DIRECTIONS FOR THIS TASK ->
Return every line below in which "Fisheries" appears.

GIVEN DATA ->
########

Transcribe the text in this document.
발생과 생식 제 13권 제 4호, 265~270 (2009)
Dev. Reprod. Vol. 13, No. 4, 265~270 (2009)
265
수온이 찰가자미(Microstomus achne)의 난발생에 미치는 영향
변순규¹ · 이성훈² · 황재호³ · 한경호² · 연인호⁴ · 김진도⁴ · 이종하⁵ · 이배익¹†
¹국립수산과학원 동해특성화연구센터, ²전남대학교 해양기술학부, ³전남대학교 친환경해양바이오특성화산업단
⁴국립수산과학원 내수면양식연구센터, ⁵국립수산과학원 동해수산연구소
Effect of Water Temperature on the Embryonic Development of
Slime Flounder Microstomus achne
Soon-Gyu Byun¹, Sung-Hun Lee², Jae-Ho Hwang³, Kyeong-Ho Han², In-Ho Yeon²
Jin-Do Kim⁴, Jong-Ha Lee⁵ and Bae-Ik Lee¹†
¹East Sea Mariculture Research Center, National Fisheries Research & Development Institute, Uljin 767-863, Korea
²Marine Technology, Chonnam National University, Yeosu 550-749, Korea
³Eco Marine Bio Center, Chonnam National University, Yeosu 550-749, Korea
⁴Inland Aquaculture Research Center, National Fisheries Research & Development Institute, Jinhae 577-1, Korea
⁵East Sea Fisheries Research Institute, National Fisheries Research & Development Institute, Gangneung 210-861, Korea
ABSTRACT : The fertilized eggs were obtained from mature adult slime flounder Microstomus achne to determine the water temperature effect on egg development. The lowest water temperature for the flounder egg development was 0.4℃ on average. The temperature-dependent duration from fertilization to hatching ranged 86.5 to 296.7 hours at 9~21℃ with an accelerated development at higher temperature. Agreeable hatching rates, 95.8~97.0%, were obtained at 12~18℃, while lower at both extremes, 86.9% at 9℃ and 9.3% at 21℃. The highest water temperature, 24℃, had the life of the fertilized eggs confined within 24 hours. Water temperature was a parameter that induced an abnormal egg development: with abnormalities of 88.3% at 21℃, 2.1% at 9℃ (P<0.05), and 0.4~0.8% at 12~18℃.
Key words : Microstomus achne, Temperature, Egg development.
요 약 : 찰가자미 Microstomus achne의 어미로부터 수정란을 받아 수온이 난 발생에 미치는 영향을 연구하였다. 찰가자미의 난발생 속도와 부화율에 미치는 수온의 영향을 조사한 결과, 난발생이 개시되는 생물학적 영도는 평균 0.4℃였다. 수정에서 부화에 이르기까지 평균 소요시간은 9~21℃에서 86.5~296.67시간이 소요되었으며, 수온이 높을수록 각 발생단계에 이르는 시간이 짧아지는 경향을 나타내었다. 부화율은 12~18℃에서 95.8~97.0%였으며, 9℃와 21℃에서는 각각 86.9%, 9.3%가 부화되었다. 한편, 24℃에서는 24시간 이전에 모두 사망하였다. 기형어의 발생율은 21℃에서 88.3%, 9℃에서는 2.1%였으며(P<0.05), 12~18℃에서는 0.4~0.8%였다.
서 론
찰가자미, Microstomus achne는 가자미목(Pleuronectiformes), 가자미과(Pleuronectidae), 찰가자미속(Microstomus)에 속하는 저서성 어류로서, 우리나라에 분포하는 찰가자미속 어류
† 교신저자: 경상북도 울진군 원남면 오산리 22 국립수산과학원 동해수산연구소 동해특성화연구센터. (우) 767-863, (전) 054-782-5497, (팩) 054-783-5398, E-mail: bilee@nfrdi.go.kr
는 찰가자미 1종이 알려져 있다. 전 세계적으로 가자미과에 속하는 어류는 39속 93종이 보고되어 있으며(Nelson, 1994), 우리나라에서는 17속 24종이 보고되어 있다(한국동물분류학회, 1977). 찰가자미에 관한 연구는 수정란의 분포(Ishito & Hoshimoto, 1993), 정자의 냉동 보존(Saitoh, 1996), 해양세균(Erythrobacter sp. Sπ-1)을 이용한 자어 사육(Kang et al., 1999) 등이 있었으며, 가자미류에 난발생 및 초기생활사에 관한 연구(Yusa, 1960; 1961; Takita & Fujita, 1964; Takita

########

EXERCISE SOLUTION ->
¹East Sea Mariculture Research Center, National Fisheries Research & Development Institute, Uljin 767-863, Korea
⁴Inland Aquaculture Research Center, National Fisheries Research & Development Institute, Jinhae 577-1, Korea
⁵East Sea Fisheries Research Institute, National Fisheries Research & Development Institute, Gangneung 210-861, Korea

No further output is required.